Exercise:
Locate all lines with the word "зоны". Copy them.

Items:
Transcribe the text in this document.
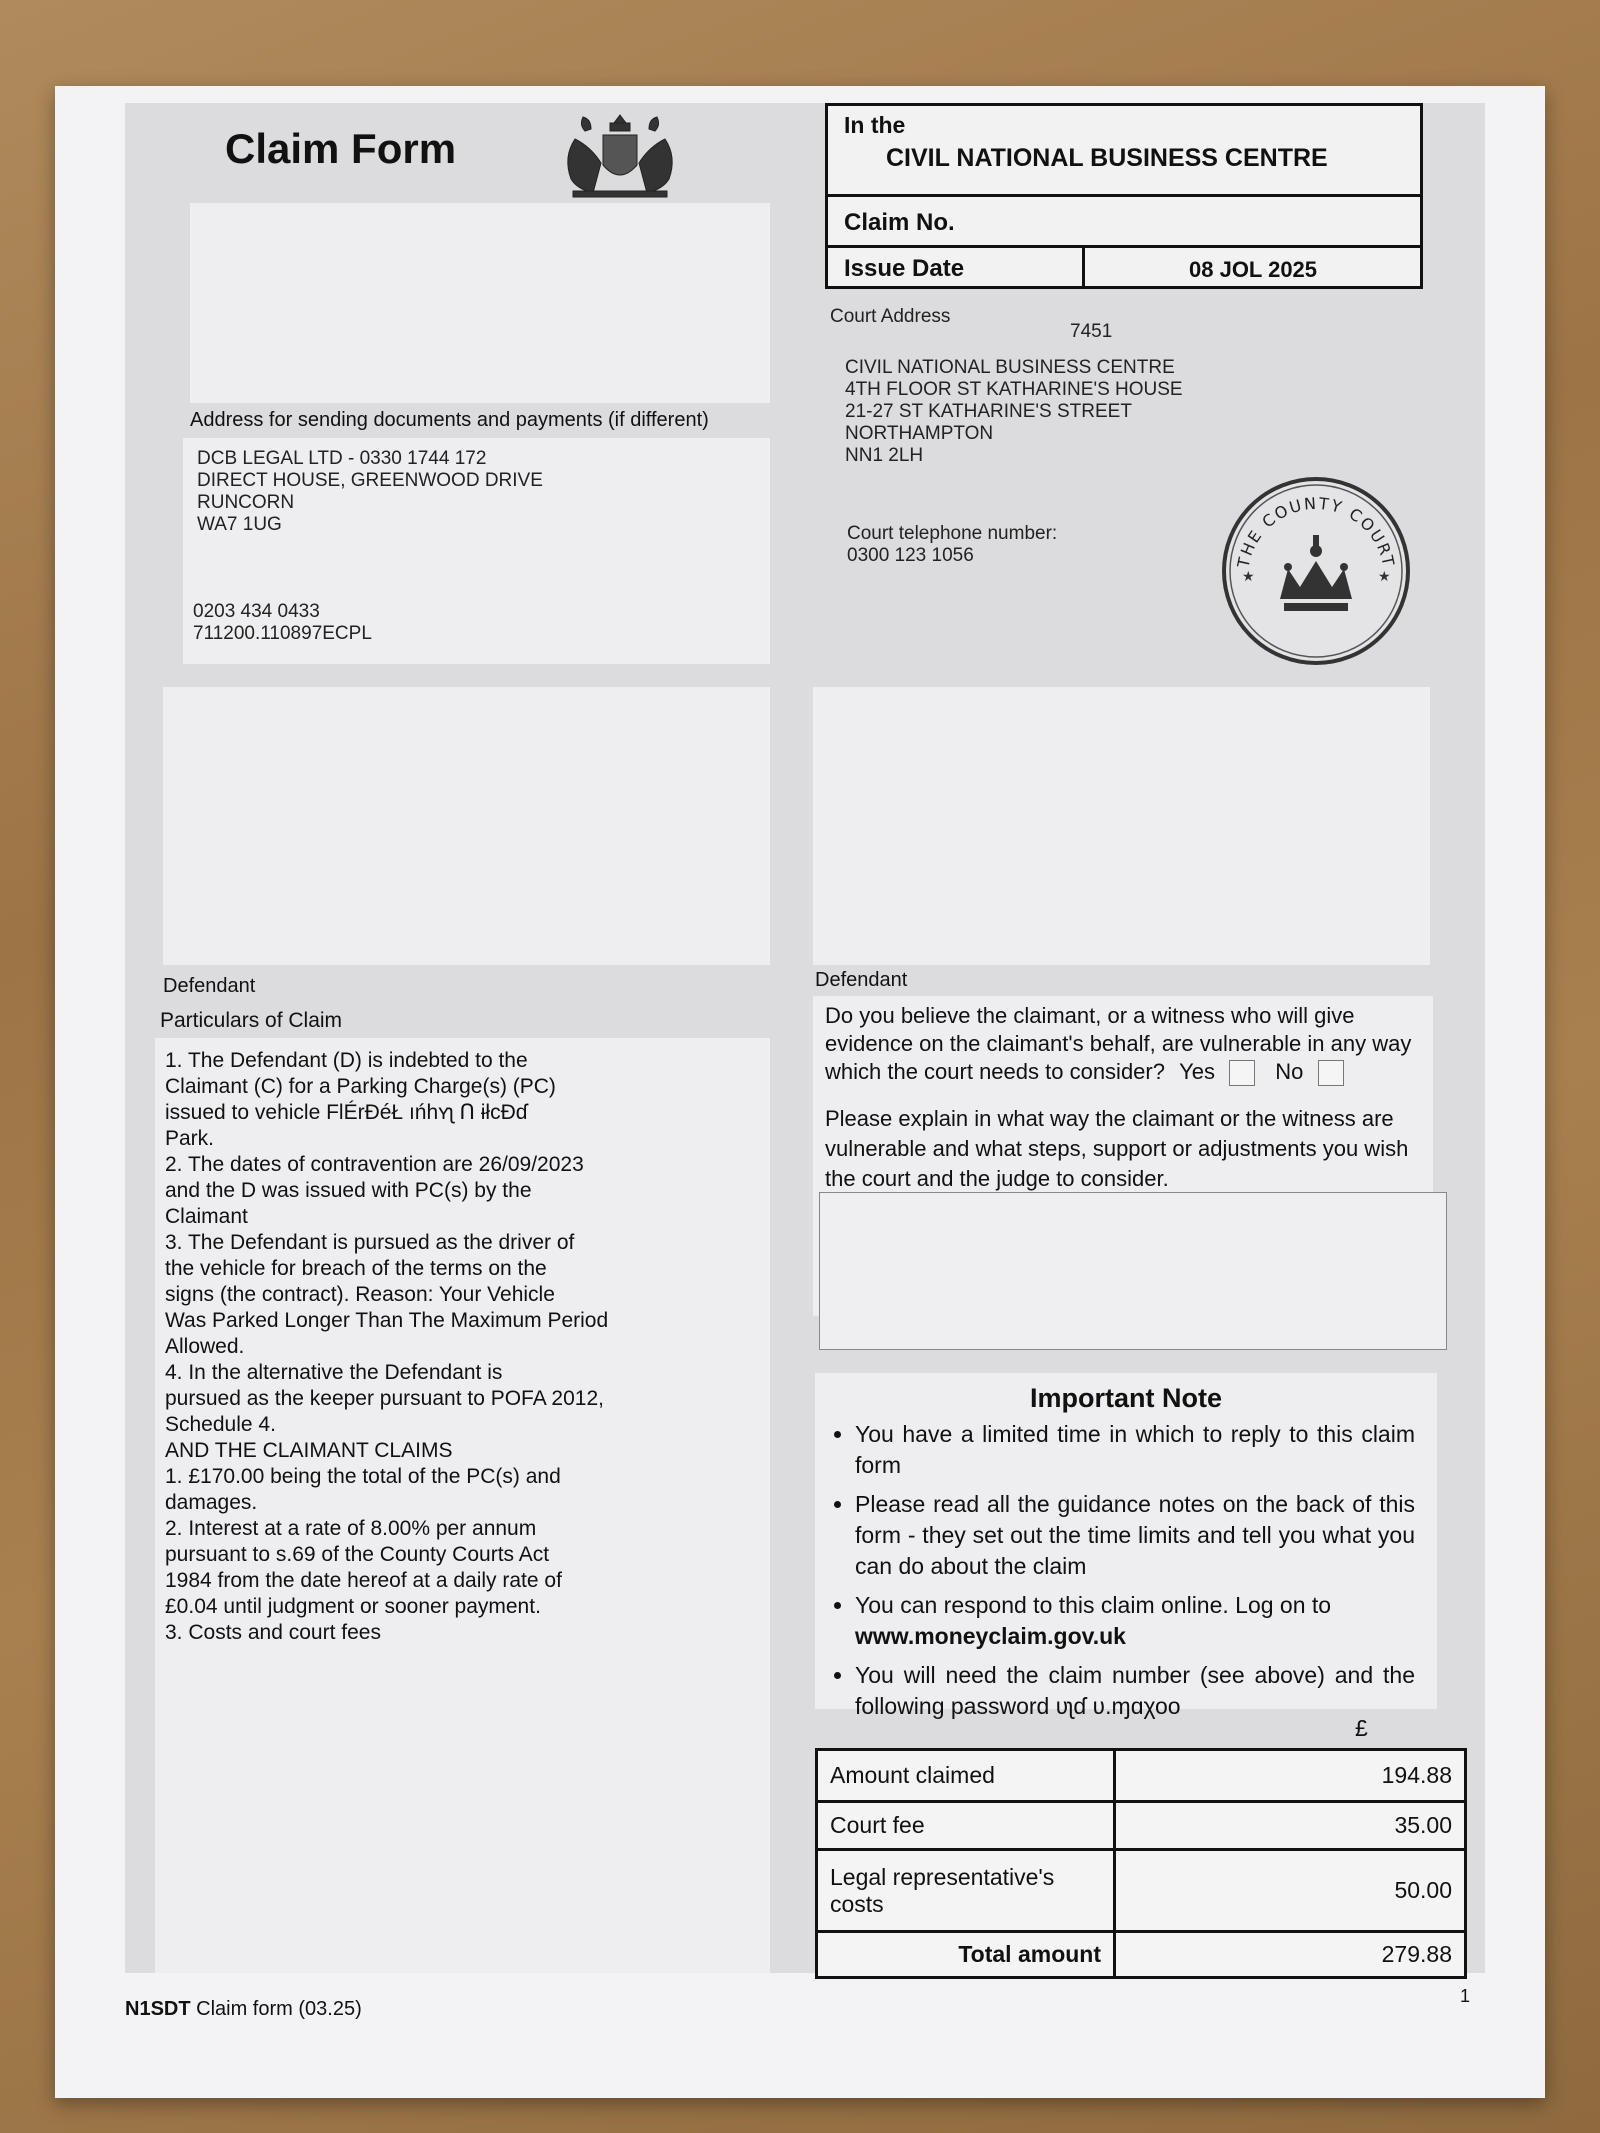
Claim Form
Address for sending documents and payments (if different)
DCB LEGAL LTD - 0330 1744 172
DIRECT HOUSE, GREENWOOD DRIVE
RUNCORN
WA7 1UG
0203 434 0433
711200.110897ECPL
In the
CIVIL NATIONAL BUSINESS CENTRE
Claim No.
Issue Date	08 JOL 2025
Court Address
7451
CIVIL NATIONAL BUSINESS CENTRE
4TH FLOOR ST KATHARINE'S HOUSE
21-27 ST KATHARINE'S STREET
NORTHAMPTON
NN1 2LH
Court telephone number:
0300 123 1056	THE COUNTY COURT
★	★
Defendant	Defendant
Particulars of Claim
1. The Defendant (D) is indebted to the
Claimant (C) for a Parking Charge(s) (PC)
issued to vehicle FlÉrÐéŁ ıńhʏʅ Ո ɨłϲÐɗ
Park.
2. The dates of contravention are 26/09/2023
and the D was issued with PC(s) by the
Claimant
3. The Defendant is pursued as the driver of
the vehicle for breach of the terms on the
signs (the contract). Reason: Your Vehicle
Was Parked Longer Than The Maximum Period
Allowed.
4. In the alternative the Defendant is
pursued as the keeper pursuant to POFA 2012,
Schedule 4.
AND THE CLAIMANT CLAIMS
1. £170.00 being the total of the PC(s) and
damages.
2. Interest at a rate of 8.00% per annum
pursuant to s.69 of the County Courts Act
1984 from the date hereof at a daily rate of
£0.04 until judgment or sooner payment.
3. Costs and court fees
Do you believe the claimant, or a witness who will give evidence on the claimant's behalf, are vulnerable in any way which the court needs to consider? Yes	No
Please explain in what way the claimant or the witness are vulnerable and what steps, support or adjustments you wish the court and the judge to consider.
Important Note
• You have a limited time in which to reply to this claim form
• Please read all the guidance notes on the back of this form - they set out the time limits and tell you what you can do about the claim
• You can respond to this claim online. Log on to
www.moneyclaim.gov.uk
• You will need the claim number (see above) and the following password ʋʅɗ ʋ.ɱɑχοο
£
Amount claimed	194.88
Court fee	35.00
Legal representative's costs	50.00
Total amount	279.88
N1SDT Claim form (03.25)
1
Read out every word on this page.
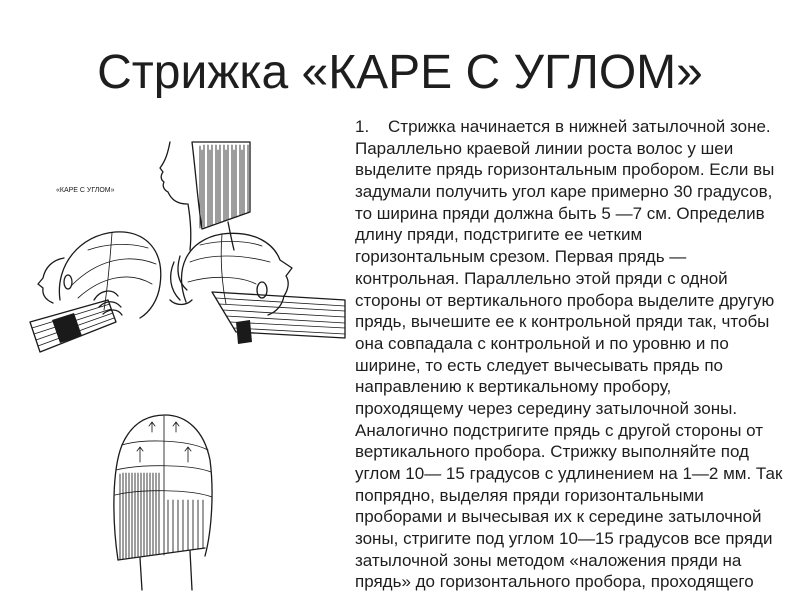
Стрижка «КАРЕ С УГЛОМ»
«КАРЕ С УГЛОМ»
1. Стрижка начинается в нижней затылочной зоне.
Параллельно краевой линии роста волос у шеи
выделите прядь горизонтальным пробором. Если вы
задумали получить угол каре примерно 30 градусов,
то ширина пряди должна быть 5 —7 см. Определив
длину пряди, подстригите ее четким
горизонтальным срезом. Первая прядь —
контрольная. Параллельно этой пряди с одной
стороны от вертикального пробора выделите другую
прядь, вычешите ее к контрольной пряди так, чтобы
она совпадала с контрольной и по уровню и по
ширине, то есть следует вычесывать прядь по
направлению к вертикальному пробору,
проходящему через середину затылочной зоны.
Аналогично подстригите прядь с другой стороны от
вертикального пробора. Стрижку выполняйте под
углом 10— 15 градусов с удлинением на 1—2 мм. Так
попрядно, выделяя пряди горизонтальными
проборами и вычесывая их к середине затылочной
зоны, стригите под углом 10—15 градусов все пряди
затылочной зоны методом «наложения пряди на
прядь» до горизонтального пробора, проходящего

Output:
проходящему через середину затылочной зоны.
зоны, стригите под углом 10—15 градусов все пряди
затылочной зоны методом «наложения пряди на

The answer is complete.